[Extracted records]
━━━━━━━━

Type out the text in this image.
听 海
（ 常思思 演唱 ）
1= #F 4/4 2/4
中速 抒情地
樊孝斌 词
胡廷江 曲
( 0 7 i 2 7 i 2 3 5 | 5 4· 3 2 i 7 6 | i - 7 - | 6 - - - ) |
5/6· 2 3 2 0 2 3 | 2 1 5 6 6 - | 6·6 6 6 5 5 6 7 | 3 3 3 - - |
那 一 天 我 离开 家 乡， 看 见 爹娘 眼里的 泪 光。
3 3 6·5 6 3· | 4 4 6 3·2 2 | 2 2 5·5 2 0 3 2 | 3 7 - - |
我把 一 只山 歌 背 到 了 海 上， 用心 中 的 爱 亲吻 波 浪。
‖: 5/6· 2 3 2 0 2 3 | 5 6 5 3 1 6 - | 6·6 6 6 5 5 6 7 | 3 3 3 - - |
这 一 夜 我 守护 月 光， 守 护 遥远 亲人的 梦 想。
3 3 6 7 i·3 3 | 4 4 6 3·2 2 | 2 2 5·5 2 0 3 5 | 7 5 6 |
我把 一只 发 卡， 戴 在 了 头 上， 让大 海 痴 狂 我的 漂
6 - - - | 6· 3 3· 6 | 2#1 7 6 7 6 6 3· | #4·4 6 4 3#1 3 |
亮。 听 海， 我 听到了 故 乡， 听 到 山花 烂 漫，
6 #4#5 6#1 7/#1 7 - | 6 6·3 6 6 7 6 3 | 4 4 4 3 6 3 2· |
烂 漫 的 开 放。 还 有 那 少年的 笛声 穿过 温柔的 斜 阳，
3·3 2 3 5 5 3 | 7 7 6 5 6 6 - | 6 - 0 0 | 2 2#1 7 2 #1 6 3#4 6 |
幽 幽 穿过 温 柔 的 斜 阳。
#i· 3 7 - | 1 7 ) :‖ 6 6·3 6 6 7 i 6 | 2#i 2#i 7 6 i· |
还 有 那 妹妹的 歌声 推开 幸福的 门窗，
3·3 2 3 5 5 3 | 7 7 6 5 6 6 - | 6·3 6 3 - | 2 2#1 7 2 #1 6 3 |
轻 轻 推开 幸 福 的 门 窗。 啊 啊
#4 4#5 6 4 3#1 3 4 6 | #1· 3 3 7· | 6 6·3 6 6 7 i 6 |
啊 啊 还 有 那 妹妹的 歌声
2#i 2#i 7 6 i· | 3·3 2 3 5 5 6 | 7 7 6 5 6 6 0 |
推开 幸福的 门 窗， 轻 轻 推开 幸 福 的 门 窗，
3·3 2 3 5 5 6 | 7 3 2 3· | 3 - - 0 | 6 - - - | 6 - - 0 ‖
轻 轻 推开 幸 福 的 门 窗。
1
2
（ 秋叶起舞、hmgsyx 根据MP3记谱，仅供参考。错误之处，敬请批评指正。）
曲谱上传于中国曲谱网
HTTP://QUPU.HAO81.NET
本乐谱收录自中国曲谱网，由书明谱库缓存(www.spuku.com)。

━━━━━━━━

Repeat the material word for word, in full.

--- CORRECT RESULT ---
Type out the text in this image.
听 海
（ 常思思 演唱 ）
1= #F 4/4 2/4
中速 抒情地
樊孝斌 词
胡廷江 曲
( 0 7 i 2 7 i 2 3 5 | 5 4· 3 2 i 7 6 | i - 7 - | 6 - - - ) |
5/6· 2 3 2 0 2 3 | 2 1 5 6 6 - | 6·6 6 6 5 5 6 7 | 3 3 3 - - |
那 一 天 我 离开 家 乡， 看 见 爹娘 眼里的 泪 光。
3 3 6·5 6 3· | 4 4 6 3·2 2 | 2 2 5·5 2 0 3 2 | 3 7 - - |
我把 一 只山 歌 背 到 了 海 上， 用心 中 的 爱 亲吻 波 浪。
‖: 5/6· 2 3 2 0 2 3 | 5 6 5 3 1 6 - | 6·6 6 6 5 5 6 7 | 3 3 3 - - |
这 一 夜 我 守护 月 光， 守 护 遥远 亲人的 梦 想。
3 3 6 7 i·3 3 | 4 4 6 3·2 2 | 2 2 5·5 2 0 3 5 | 7 5 6 |
我把 一只 发 卡， 戴 在 了 头 上， 让大 海 痴 狂 我的 漂
6 - - - | 6· 3 3· 6 | 2#1 7 6 7 6 6 3· | #4·4 6 4 3#1 3 |
亮。 听 海， 我 听到了 故 乡， 听 到 山花 烂 漫，
6 #4#5 6#1 7/#1 7 - | 6 6·3 6 6 7 6 3 | 4 4 4 3 6 3 2· |
烂 漫 的 开 放。 还 有 那 少年的 笛声 穿过 温柔的 斜 阳，
3·3 2 3 5 5 3 | 7 7 6 5 6 6 - | 6 - 0 0 | 2 2#1 7 2 #1 6 3#4 6 |
幽 幽 穿过 温 柔 的 斜 阳。
#i· 3 7 - | 1 7 ) :‖ 6 6·3 6 6 7 i 6 | 2#i 2#i 7 6 i· |
还 有 那 妹妹的 歌声 推开 幸福的 门窗，
3·3 2 3 5 5 3 | 7 7 6 5 6 6 - | 6·3 6 3 - | 2 2#1 7 2 #1 6 3 |
轻 轻 推开 幸 福 的 门 窗。 啊 啊
#4 4#5 6 4 3#1 3 4 6 | #1· 3 3 7· | 6 6·3 6 6 7 i 6 |
啊 啊 还 有 那 妹妹的 歌声
2#i 2#i 7 6 i· | 3·3 2 3 5 5 6 | 7 7 6 5 6 6 0 |
推开 幸福的 门 窗， 轻 轻 推开 幸 福 的 门 窗，
3·3 2 3 5 5 6 | 7 3 2 3· | 3 - - 0 | 6 - - - | 6 - - 0 ‖
轻 轻 推开 幸 福 的 门 窗。
1
2
（ 秋叶起舞、hmgsyx 根据MP3记谱，仅供参考。错误之处，敬请批评指正。）
曲谱上传于中国曲谱网
HTTP://QUPU.HAO81.NET
本乐谱收录自中国曲谱网，由书明谱库缓存(www.spuku.com)。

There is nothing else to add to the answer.